» **Excerpts from a figure dataset**
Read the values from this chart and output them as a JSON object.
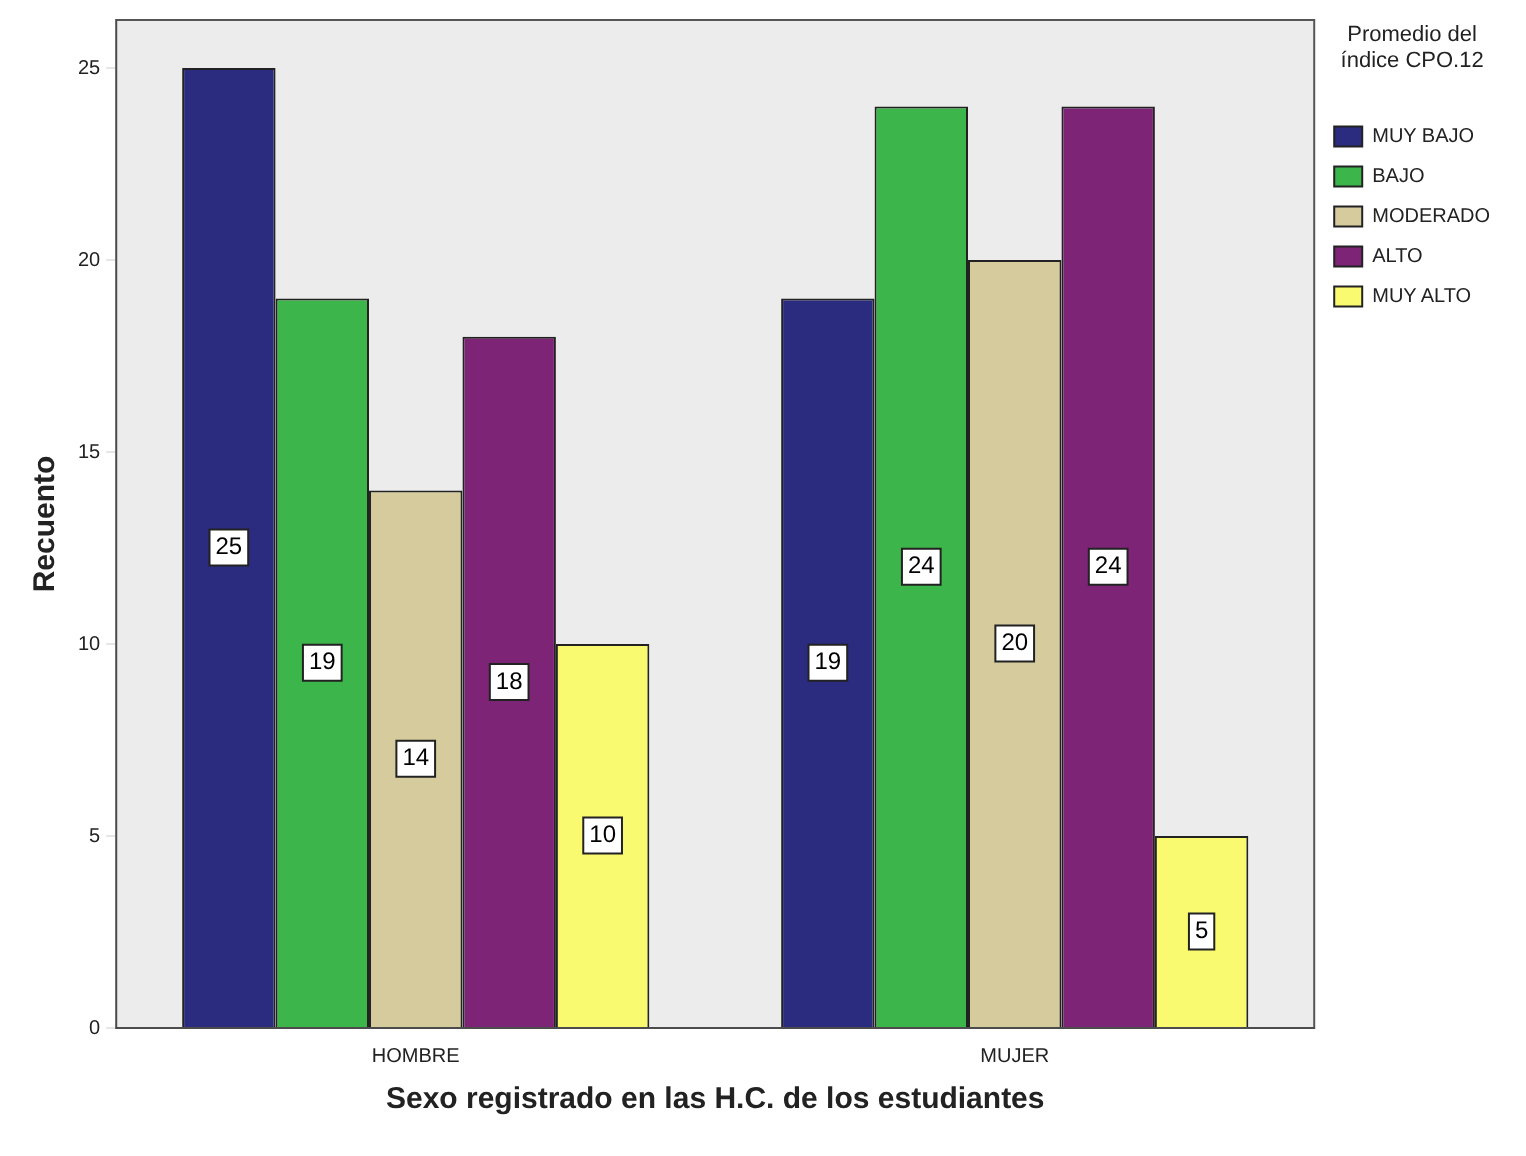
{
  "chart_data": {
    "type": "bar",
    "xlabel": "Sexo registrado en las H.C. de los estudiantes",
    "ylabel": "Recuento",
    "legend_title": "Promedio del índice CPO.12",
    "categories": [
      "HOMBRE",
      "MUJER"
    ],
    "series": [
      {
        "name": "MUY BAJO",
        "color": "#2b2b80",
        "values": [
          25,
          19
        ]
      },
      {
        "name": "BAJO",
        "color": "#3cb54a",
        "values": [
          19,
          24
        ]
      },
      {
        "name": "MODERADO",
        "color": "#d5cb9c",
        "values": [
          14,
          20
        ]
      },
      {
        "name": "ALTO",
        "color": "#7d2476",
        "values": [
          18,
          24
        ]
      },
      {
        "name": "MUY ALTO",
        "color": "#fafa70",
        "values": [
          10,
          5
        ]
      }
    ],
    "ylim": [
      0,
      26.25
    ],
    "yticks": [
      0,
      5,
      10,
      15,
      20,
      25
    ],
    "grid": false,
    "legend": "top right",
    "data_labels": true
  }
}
==
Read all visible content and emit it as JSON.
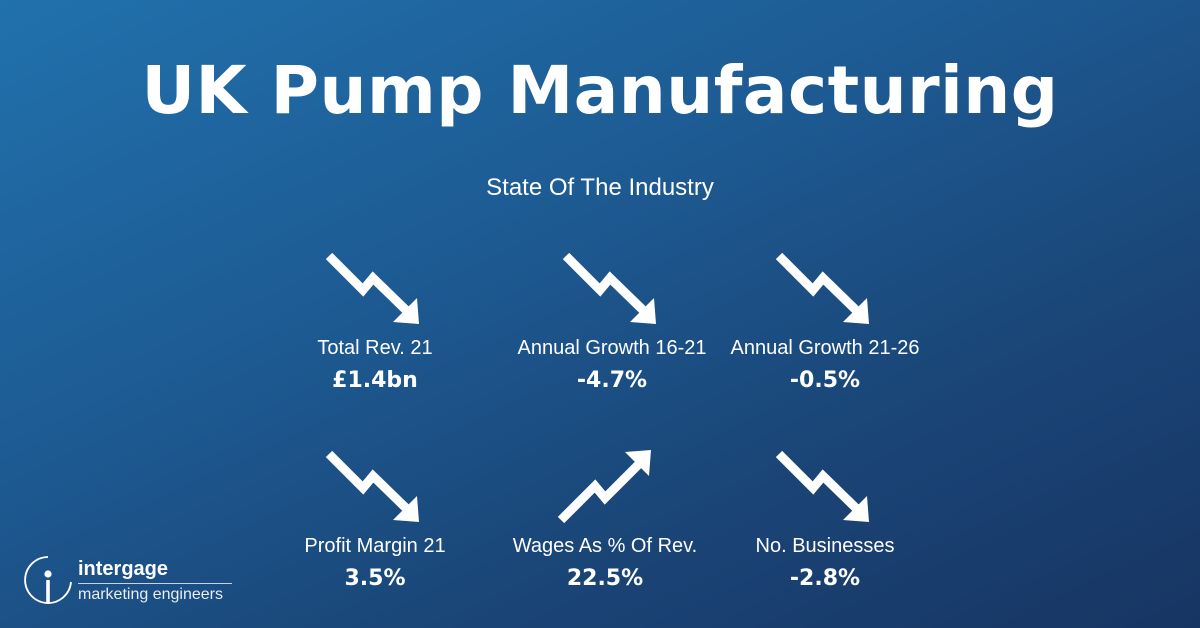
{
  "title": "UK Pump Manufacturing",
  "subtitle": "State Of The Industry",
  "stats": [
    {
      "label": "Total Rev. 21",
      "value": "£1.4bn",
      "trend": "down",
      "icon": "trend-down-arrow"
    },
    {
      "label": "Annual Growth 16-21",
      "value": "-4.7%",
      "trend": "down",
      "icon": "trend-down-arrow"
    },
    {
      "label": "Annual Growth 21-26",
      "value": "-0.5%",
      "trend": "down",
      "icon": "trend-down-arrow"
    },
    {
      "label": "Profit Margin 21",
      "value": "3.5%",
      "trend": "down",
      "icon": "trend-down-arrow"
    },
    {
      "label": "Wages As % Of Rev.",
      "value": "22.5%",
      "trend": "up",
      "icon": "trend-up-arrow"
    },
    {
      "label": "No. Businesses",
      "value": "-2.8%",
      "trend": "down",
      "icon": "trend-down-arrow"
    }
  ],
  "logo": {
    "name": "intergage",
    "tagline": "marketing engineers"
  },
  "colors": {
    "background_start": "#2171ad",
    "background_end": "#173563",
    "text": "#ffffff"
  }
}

» **WHAT THIS TASK INVOLVES**
Find all the lines containing "JSON" in the material, then copy them.

» **TASK SOLUTION**
Read the values from this chart and output them as a JSON object.
Read all visible content and emit it as JSON.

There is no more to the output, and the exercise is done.